## What you have to do
Print the data exactly, leaving nothing out.

## Exercise data
=-=-=
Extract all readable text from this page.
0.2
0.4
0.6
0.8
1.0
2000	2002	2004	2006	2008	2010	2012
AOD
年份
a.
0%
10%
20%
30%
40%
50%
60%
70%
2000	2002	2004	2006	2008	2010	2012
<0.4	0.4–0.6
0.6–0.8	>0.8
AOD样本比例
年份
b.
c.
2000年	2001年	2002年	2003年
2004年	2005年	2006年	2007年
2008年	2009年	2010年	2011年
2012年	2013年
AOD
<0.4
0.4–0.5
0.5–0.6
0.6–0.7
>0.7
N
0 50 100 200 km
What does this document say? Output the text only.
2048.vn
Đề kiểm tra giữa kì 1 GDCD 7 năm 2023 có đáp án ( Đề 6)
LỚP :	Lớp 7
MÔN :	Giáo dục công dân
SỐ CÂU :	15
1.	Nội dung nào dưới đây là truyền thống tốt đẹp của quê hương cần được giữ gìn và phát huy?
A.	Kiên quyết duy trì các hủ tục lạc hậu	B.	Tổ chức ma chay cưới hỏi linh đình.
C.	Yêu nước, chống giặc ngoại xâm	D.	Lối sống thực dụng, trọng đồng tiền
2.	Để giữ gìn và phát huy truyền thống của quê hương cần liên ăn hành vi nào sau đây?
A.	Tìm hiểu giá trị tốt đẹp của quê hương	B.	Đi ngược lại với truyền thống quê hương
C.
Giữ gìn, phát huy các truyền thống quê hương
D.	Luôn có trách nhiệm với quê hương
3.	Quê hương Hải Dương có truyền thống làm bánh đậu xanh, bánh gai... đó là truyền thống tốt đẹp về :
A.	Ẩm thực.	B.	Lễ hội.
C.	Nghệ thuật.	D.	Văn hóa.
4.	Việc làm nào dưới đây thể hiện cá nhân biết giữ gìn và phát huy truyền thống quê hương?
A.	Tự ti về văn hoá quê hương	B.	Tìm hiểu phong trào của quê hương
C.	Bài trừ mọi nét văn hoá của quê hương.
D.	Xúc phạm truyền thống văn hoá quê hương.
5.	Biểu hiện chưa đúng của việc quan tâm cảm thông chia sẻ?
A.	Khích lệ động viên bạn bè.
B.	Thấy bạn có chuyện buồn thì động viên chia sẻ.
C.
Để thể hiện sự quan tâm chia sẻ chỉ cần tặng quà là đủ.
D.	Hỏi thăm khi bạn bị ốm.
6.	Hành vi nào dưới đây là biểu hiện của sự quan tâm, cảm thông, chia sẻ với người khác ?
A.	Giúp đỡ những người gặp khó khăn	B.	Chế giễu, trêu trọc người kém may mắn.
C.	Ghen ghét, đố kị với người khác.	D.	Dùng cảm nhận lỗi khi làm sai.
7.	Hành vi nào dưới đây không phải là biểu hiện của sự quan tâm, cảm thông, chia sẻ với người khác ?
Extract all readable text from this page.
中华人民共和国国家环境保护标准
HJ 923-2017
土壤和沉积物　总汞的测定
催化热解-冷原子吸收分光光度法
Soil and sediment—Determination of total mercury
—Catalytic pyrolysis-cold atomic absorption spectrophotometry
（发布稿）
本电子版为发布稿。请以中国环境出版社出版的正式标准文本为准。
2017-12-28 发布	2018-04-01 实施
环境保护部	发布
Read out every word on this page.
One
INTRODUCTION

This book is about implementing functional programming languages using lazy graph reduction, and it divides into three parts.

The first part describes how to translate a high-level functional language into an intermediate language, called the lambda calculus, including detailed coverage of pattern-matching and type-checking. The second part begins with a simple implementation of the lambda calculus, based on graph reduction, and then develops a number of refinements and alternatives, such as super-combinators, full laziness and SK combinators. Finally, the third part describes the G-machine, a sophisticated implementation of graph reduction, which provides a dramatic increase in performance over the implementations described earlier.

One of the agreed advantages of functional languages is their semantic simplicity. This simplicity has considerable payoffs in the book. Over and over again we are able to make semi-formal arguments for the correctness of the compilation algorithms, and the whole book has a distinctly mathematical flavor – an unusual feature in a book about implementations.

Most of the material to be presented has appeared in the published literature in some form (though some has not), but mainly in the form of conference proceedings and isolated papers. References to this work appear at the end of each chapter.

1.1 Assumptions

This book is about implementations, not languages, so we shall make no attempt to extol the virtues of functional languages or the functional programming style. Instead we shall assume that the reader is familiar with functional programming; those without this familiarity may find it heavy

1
=-=-=
## Final result
Extract all readable text from this page.
0.2
0.4
0.6
0.8
1.0
2000	2002	2004	2006	2008	2010	2012
AOD
年份
a.
0%
10%
20%
30%
40%
50%
60%
70%
2000	2002	2004	2006	2008	2010	2012
<0.4	0.4–0.6
0.6–0.8	>0.8
AOD样本比例
年份
b.
c.
2000年	2001年	2002年	2003年
2004年	2005年	2006年	2007年
2008年	2009年	2010年	2011年
2012年	2013年
AOD
<0.4
0.4–0.5
0.5–0.6
0.6–0.7
>0.7
N
0 50 100 200 km
What does this document say? Output the text only.
2048.vn
Đề kiểm tra giữa kì 1 GDCD 7 năm 2023 có đáp án ( Đề 6)
LỚP :	Lớp 7
MÔN :	Giáo dục công dân
SỐ CÂU :	15
1.	Nội dung nào dưới đây là truyền thống tốt đẹp của quê hương cần được giữ gìn và phát huy?
A.	Kiên quyết duy trì các hủ tục lạc hậu	B.	Tổ chức ma chay cưới hỏi linh đình.
C.	Yêu nước, chống giặc ngoại xâm	D.	Lối sống thực dụng, trọng đồng tiền
2.	Để giữ gìn và phát huy truyền thống của quê hương cần liên ăn hành vi nào sau đây?
A.	Tìm hiểu giá trị tốt đẹp của quê hương	B.	Đi ngược lại với truyền thống quê hương
C.
Giữ gìn, phát huy các truyền thống quê hương
D.	Luôn có trách nhiệm với quê hương
3.	Quê hương Hải Dương có truyền thống làm bánh đậu xanh, bánh gai... đó là truyền thống tốt đẹp về :
A.	Ẩm thực.	B.	Lễ hội.
C.	Nghệ thuật.	D.	Văn hóa.
4.	Việc làm nào dưới đây thể hiện cá nhân biết giữ gìn và phát huy truyền thống quê hương?
A.	Tự ti về văn hoá quê hương	B.	Tìm hiểu phong trào của quê hương
C.	Bài trừ mọi nét văn hoá của quê hương.
D.	Xúc phạm truyền thống văn hoá quê hương.
5.	Biểu hiện chưa đúng của việc quan tâm cảm thông chia sẻ?
A.	Khích lệ động viên bạn bè.
B.	Thấy bạn có chuyện buồn thì động viên chia sẻ.
C.
Để thể hiện sự quan tâm chia sẻ chỉ cần tặng quà là đủ.
D.	Hỏi thăm khi bạn bị ốm.
6.	Hành vi nào dưới đây là biểu hiện của sự quan tâm, cảm thông, chia sẻ với người khác ?
A.	Giúp đỡ những người gặp khó khăn	B.	Chế giễu, trêu trọc người kém may mắn.
C.	Ghen ghét, đố kị với người khác.	D.	Dùng cảm nhận lỗi khi làm sai.
7.	Hành vi nào dưới đây không phải là biểu hiện của sự quan tâm, cảm thông, chia sẻ với người khác ?
Extract all readable text from this page.
中华人民共和国国家环境保护标准
HJ 923-2017
土壤和沉积物　总汞的测定
催化热解-冷原子吸收分光光度法
Soil and sediment—Determination of total mercury
—Catalytic pyrolysis-cold atomic absorption spectrophotometry
（发布稿）
本电子版为发布稿。请以中国环境出版社出版的正式标准文本为准。
2017-12-28 发布	2018-04-01 实施
环境保护部	发布
Read out every word on this page.
One
INTRODUCTION

This book is about implementing functional programming languages using lazy graph reduction, and it divides into three parts.

The first part describes how to translate a high-level functional language into an intermediate language, called the lambda calculus, including detailed coverage of pattern-matching and type-checking. The second part begins with a simple implementation of the lambda calculus, based on graph reduction, and then develops a number of refinements and alternatives, such as super-combinators, full laziness and SK combinators. Finally, the third part describes the G-machine, a sophisticated implementation of graph reduction, which provides a dramatic increase in performance over the implementations described earlier.

One of the agreed advantages of functional languages is their semantic simplicity. This simplicity has considerable payoffs in the book. Over and over again we are able to make semi-formal arguments for the correctness of the compilation algorithms, and the whole book has a distinctly mathematical flavor – an unusual feature in a book about implementations.

Most of the material to be presented has appeared in the published literature in some form (though some has not), but mainly in the form of conference proceedings and isolated papers. References to this work appear at the end of each chapter.

1.1 Assumptions

This book is about implementations, not languages, so we shall make no attempt to extol the virtues of functional languages or the functional programming style. Instead we shall assume that the reader is familiar with functional programming; those without this familiarity may find it heavy

1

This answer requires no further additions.